▸ **Task brief**
Write the records out again exactly, leaving no images in.

▸ **The records**
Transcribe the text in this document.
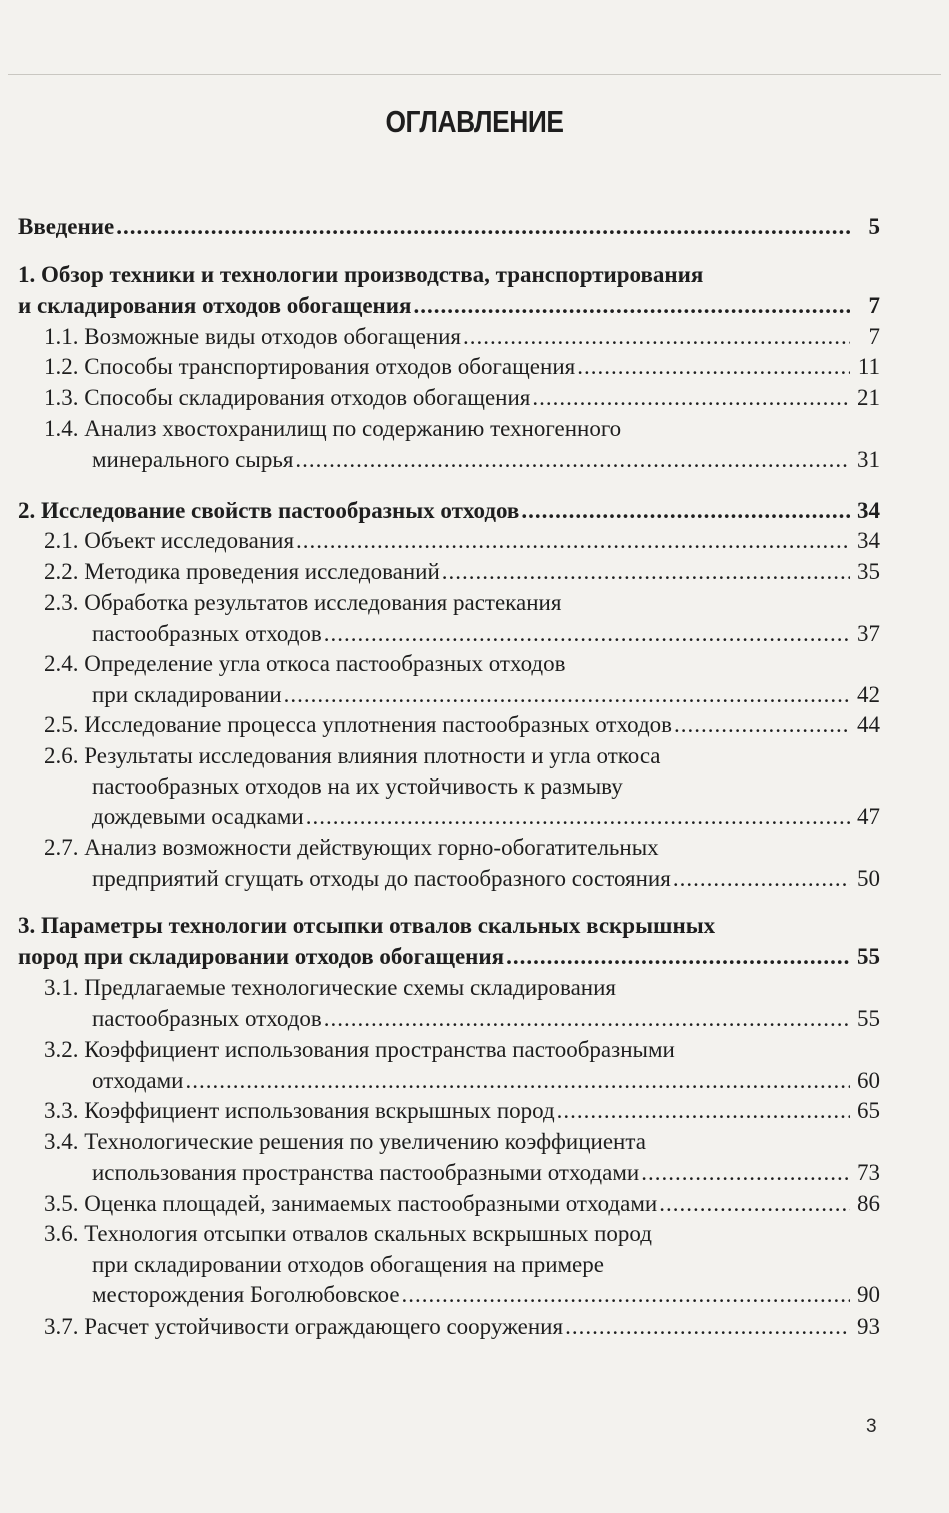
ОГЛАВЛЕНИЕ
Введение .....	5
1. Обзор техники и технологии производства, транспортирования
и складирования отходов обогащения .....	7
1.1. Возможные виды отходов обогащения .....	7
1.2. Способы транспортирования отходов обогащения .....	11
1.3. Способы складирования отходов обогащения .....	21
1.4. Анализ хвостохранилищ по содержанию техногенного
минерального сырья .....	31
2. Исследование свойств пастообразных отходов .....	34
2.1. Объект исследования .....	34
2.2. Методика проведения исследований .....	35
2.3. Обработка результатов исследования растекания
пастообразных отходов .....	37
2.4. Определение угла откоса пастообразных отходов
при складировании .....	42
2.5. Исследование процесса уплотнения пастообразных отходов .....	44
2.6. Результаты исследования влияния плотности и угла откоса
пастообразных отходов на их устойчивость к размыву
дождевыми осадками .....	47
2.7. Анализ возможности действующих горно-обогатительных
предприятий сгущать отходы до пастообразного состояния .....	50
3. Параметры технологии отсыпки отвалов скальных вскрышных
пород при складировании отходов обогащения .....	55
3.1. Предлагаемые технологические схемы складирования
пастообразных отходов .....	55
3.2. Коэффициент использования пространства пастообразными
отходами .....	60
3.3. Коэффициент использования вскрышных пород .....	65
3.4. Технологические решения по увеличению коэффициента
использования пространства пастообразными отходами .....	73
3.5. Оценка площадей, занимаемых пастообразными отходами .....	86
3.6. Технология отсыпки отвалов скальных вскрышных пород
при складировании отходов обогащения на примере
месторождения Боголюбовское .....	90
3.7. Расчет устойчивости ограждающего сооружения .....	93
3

▸ **Response to this exercise**
Transcribe the text in this document.
ОГЛАВЛЕНИЕ
Введение .....	5
1. Обзор техники и технологии производства, транспортирования
и складирования отходов обогащения .....	7
1.1. Возможные виды отходов обогащения .....	7
1.2. Способы транспортирования отходов обогащения .....	11
1.3. Способы складирования отходов обогащения .....	21
1.4. Анализ хвостохранилищ по содержанию техногенного
минерального сырья .....	31
2. Исследование свойств пастообразных отходов .....	34
2.1. Объект исследования .....	34
2.2. Методика проведения исследований .....	35
2.3. Обработка результатов исследования растекания
пастообразных отходов .....	37
2.4. Определение угла откоса пастообразных отходов
при складировании .....	42
2.5. Исследование процесса уплотнения пастообразных отходов .....	44
2.6. Результаты исследования влияния плотности и угла откоса
пастообразных отходов на их устойчивость к размыву
дождевыми осадками .....	47
2.7. Анализ возможности действующих горно-обогатительных
предприятий сгущать отходы до пастообразного состояния .....	50
3. Параметры технологии отсыпки отвалов скальных вскрышных
пород при складировании отходов обогащения .....	55
3.1. Предлагаемые технологические схемы складирования
пастообразных отходов .....	55
3.2. Коэффициент использования пространства пастообразными
отходами .....	60
3.3. Коэффициент использования вскрышных пород .....	65
3.4. Технологические решения по увеличению коэффициента
использования пространства пастообразными отходами .....	73
3.5. Оценка площадей, занимаемых пастообразными отходами .....	86
3.6. Технология отсыпки отвалов скальных вскрышных пород
при складировании отходов обогащения на примере
месторождения Боголюбовское .....	90
3.7. Расчет устойчивости ограждающего сооружения .....	93
3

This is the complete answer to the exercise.